_What you need to do:_
Please give the entries again in full and exactly, without any picture.

_Records for this exercise:_
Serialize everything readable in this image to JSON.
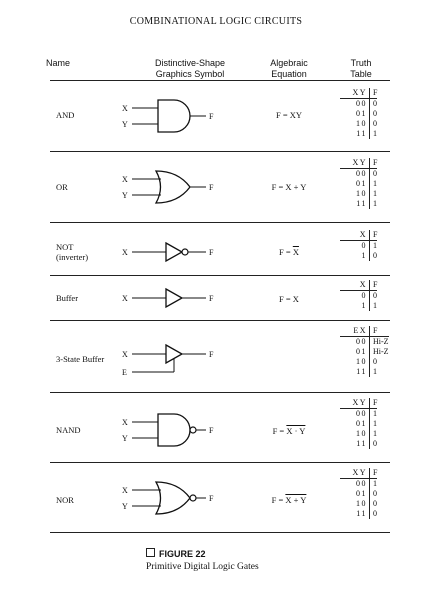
{
  "title": "COMBINATIONAL LOGIC CIRCUITS",
  "headers": {
    "name": "Name",
    "symbol_line1": "Distinctive-Shape",
    "symbol_line2": "Graphics Symbol",
    "equation_line1": "Algebraic",
    "equation_line2": "Equation",
    "truth_line1": "Truth",
    "truth_line2": "Table"
  },
  "signals": {
    "x": "X",
    "y": "Y",
    "f": "F",
    "e": "E"
  },
  "gates": [
    {
      "name": "AND",
      "equation": "F = XY",
      "truth_header": [
        "XY",
        "F"
      ],
      "truth_rows": [
        [
          "00",
          "0"
        ],
        [
          "01",
          "0"
        ],
        [
          "10",
          "0"
        ],
        [
          "11",
          "1"
        ]
      ]
    },
    {
      "name": "OR",
      "equation": "F = X + Y",
      "truth_header": [
        "XY",
        "F"
      ],
      "truth_rows": [
        [
          "00",
          "0"
        ],
        [
          "01",
          "1"
        ],
        [
          "10",
          "1"
        ],
        [
          "11",
          "1"
        ]
      ]
    },
    {
      "name": "NOT",
      "name_line2": "(inverter)",
      "equation_prefix": "F = ",
      "equation_bar": "X",
      "truth_header": [
        "X",
        "F"
      ],
      "truth_rows": [
        [
          "0",
          "1"
        ],
        [
          "1",
          "0"
        ]
      ]
    },
    {
      "name": "Buffer",
      "equation": "F = X",
      "truth_header": [
        "X",
        "F"
      ],
      "truth_rows": [
        [
          "0",
          "0"
        ],
        [
          "1",
          "1"
        ]
      ]
    },
    {
      "name": "3-State Buffer",
      "truth_header": [
        "EX",
        "F"
      ],
      "truth_rows": [
        [
          "00",
          "Hi-Z"
        ],
        [
          "01",
          "Hi-Z"
        ],
        [
          "10",
          "0"
        ],
        [
          "11",
          "1"
        ]
      ]
    },
    {
      "name": "NAND",
      "equation_prefix": "F = ",
      "equation_bar": "X · Y",
      "truth_header": [
        "XY",
        "F"
      ],
      "truth_rows": [
        [
          "00",
          "1"
        ],
        [
          "01",
          "1"
        ],
        [
          "10",
          "1"
        ],
        [
          "11",
          "0"
        ]
      ]
    },
    {
      "name": "NOR",
      "equation_prefix": "F = ",
      "equation_bar": "X + Y",
      "truth_header": [
        "XY",
        "F"
      ],
      "truth_rows": [
        [
          "00",
          "1"
        ],
        [
          "01",
          "0"
        ],
        [
          "10",
          "0"
        ],
        [
          "11",
          "0"
        ]
      ]
    }
  ],
  "caption": {
    "figure": "FIGURE 22",
    "text": "Primitive Digital Logic Gates"
  }
}
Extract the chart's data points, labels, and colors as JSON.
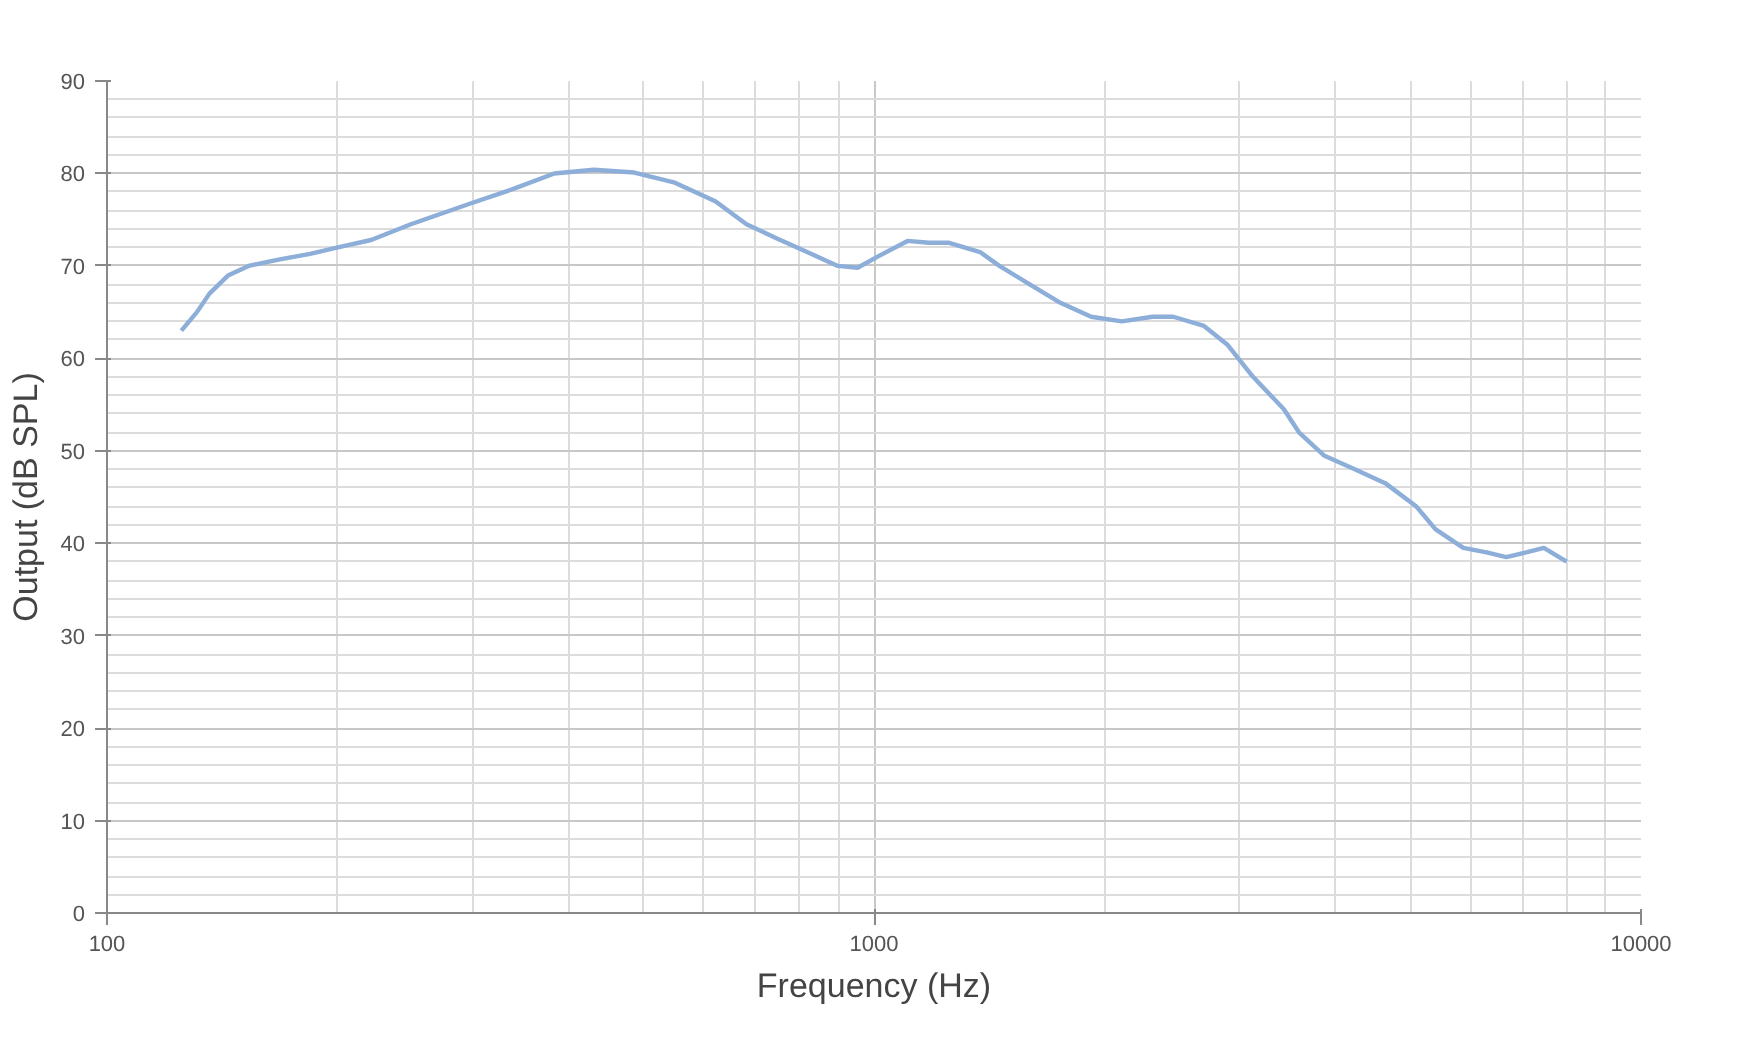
{
  "chart_data": {
    "type": "line",
    "xlabel": "Frequency (Hz)",
    "ylabel": "Output (dB SPL)",
    "log": "x",
    "xlim": [
      100,
      10000
    ],
    "xticks": [
      100,
      1000,
      10000
    ],
    "ylim": [
      0,
      90
    ],
    "yticks": [
      0,
      10,
      20,
      30,
      40,
      50,
      60,
      70,
      80,
      90
    ],
    "grid": true,
    "marker": "none",
    "line_style": "solid",
    "x": [
      125,
      131,
      136,
      144,
      153,
      168,
      184,
      200,
      221,
      249,
      299,
      338,
      383,
      431,
      487,
      550,
      621,
      682,
      746,
      818,
      897,
      952,
      1011,
      1106,
      1179,
      1253,
      1375,
      1457,
      1596,
      1750,
      1919,
      2104,
      2308,
      2456,
      2693,
      2887,
      3120,
      3423,
      3581,
      3860,
      4234,
      4640,
      5090,
      5398,
      5866,
      6290,
      6674,
      7085,
      7470,
      8000
    ],
    "series": [
      {
        "color": "#8caed8",
        "values": [
          63,
          65,
          67,
          69,
          70,
          70.7,
          71.3,
          72,
          72.8,
          74.5,
          76.8,
          78.3,
          80,
          80.4,
          80.1,
          79,
          77,
          74.5,
          73,
          71.5,
          70,
          69.8,
          71,
          72.7,
          72.5,
          72.5,
          71.5,
          70,
          68,
          66,
          64.5,
          64,
          64.5,
          64.5,
          63.5,
          61.5,
          58,
          54.5,
          52,
          49.5,
          48,
          46.5,
          44,
          41.5,
          39.5,
          39,
          38.5,
          39,
          39.5,
          38
        ]
      }
    ]
  }
}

_Task solution:_
Serialize everything readable in this image to JSON.
{
  "title": "COMBINATIONAL LOGIC CIRCUITS",
  "headers": {
    "name": "Name",
    "symbol_line1": "Distinctive-Shape",
    "symbol_line2": "Graphics Symbol",
    "equation_line1": "Algebraic",
    "equation_line2": "Equation",
    "truth_line1": "Truth",
    "truth_line2": "Table"
  },
  "signals": {
    "x": "X",
    "y": "Y",
    "f": "F",
    "e": "E"
  },
  "gates": [
    {
      "name": "AND",
      "equation": "F = XY",
      "truth_header": [
        "XY",
        "F"
      ],
      "truth_rows": [
        [
          "00",
          "0"
        ],
        [
          "01",
          "0"
        ],
        [
          "10",
          "0"
        ],
        [
          "11",
          "1"
        ]
      ]
    },
    {
      "name": "OR",
      "equation": "F = X + Y",
      "truth_header": [
        "XY",
        "F"
      ],
      "truth_rows": [
        [
          "00",
          "0"
        ],
        [
          "01",
          "1"
        ],
        [
          "10",
          "1"
        ],
        [
          "11",
          "1"
        ]
      ]
    },
    {
      "name": "NOT",
      "name_line2": "(inverter)",
      "equation_prefix": "F = ",
      "equation_bar": "X",
      "truth_header": [
        "X",
        "F"
      ],
      "truth_rows": [
        [
          "0",
          "1"
        ],
        [
          "1",
          "0"
        ]
      ]
    },
    {
      "name": "Buffer",
      "equation": "F = X",
      "truth_header": [
        "X",
        "F"
      ],
      "truth_rows": [
        [
          "0",
          "0"
        ],
        [
          "1",
          "1"
        ]
      ]
    },
    {
      "name": "3-State Buffer",
      "truth_header": [
        "EX",
        "F"
      ],
      "truth_rows": [
        [
          "00",
          "Hi-Z"
        ],
        [
          "01",
          "Hi-Z"
        ],
        [
          "10",
          "0"
        ],
        [
          "11",
          "1"
        ]
      ]
    },
    {
      "name": "NAND",
      "equation_prefix": "F = ",
      "equation_bar": "X · Y",
      "truth_header": [
        "XY",
        "F"
      ],
      "truth_rows": [
        [
          "00",
          "1"
        ],
        [
          "01",
          "1"
        ],
        [
          "10",
          "1"
        ],
        [
          "11",
          "0"
        ]
      ]
    },
    {
      "name": "NOR",
      "equation_prefix": "F = ",
      "equation_bar": "X + Y",
      "truth_header": [
        "XY",
        "F"
      ],
      "truth_rows": [
        [
          "00",
          "1"
        ],
        [
          "01",
          "0"
        ],
        [
          "10",
          "0"
        ],
        [
          "11",
          "0"
        ]
      ]
    }
  ],
  "caption": {
    "figure": "FIGURE 22",
    "text": "Primitive Digital Logic Gates"
  }
}
Extract the chart's data points, labels, and colors as JSON.
{
  "chart_data": {
    "type": "line",
    "xlabel": "Frequency (Hz)",
    "ylabel": "Output (dB SPL)",
    "log": "x",
    "xlim": [
      100,
      10000
    ],
    "xticks": [
      100,
      1000,
      10000
    ],
    "ylim": [
      0,
      90
    ],
    "yticks": [
      0,
      10,
      20,
      30,
      40,
      50,
      60,
      70,
      80,
      90
    ],
    "grid": true,
    "marker": "none",
    "line_style": "solid",
    "x": [
      125,
      131,
      136,
      144,
      153,
      168,
      184,
      200,
      221,
      249,
      299,
      338,
      383,
      431,
      487,
      550,
      621,
      682,
      746,
      818,
      897,
      952,
      1011,
      1106,
      1179,
      1253,
      1375,
      1457,
      1596,
      1750,
      1919,
      2104,
      2308,
      2456,
      2693,
      2887,
      3120,
      3423,
      3581,
      3860,
      4234,
      4640,
      5090,
      5398,
      5866,
      6290,
      6674,
      7085,
      7470,
      8000
    ],
    "series": [
      {
        "color": "#8caed8",
        "values": [
          63,
          65,
          67,
          69,
          70,
          70.7,
          71.3,
          72,
          72.8,
          74.5,
          76.8,
          78.3,
          80,
          80.4,
          80.1,
          79,
          77,
          74.5,
          73,
          71.5,
          70,
          69.8,
          71,
          72.7,
          72.5,
          72.5,
          71.5,
          70,
          68,
          66,
          64.5,
          64,
          64.5,
          64.5,
          63.5,
          61.5,
          58,
          54.5,
          52,
          49.5,
          48,
          46.5,
          44,
          41.5,
          39.5,
          39,
          38.5,
          39,
          39.5,
          38
        ]
      }
    ]
  }
}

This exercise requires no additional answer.